> [WHAT THIS TASK INVOLVES] Set down each record exactly as written.

======== GIVEN ENTRIES

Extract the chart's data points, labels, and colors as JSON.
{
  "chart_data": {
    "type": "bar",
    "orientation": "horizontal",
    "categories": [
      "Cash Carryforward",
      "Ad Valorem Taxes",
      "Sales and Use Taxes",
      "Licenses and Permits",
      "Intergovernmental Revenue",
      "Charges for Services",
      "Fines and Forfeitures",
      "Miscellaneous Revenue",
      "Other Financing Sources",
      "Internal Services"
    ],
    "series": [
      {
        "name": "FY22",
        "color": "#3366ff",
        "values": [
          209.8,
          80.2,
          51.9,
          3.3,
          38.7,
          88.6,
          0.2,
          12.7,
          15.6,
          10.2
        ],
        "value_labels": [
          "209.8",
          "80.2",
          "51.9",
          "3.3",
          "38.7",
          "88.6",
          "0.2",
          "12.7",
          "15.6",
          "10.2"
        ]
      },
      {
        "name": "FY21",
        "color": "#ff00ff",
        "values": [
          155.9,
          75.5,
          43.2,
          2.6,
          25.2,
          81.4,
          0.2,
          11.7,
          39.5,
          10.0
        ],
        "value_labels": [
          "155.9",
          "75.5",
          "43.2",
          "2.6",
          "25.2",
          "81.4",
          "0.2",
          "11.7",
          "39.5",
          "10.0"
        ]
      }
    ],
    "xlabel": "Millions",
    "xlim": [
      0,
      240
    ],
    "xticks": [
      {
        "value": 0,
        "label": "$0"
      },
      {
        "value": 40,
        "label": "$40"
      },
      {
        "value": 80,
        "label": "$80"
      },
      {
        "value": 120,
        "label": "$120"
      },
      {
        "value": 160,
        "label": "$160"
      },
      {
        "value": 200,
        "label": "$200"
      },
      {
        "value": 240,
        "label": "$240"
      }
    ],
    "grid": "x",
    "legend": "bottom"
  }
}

================

> [EXERCISE RESPONSE]
Extract the chart's data points, labels, and colors as JSON.
{
  "chart_data": {
    "type": "bar",
    "orientation": "horizontal",
    "categories": [
      "Cash Carryforward",
      "Ad Valorem Taxes",
      "Sales and Use Taxes",
      "Licenses and Permits",
      "Intergovernmental Revenue",
      "Charges for Services",
      "Fines and Forfeitures",
      "Miscellaneous Revenue",
      "Other Financing Sources",
      "Internal Services"
    ],
    "series": [
      {
        "name": "FY22",
        "color": "#3366ff",
        "values": [
          209.8,
          80.2,
          51.9,
          3.3,
          38.7,
          88.6,
          0.2,
          12.7,
          15.6,
          10.2
        ],
        "value_labels": [
          "209.8",
          "80.2",
          "51.9",
          "3.3",
          "38.7",
          "88.6",
          "0.2",
          "12.7",
          "15.6",
          "10.2"
        ]
      },
      {
        "name": "FY21",
        "color": "#ff00ff",
        "values": [
          155.9,
          75.5,
          43.2,
          2.6,
          25.2,
          81.4,
          0.2,
          11.7,
          39.5,
          10.0
        ],
        "value_labels": [
          "155.9",
          "75.5",
          "43.2",
          "2.6",
          "25.2",
          "81.4",
          "0.2",
          "11.7",
          "39.5",
          "10.0"
        ]
      }
    ],
    "xlabel": "Millions",
    "xlim": [
      0,
      240
    ],
    "xticks": [
      {
        "value": 0,
        "label": "$0"
      },
      {
        "value": 40,
        "label": "$40"
      },
      {
        "value": 80,
        "label": "$80"
      },
      {
        "value": 120,
        "label": "$120"
      },
      {
        "value": 160,
        "label": "$160"
      },
      {
        "value": 200,
        "label": "$200"
      },
      {
        "value": 240,
        "label": "$240"
      }
    ],
    "grid": "x",
    "legend": "bottom"
  }
}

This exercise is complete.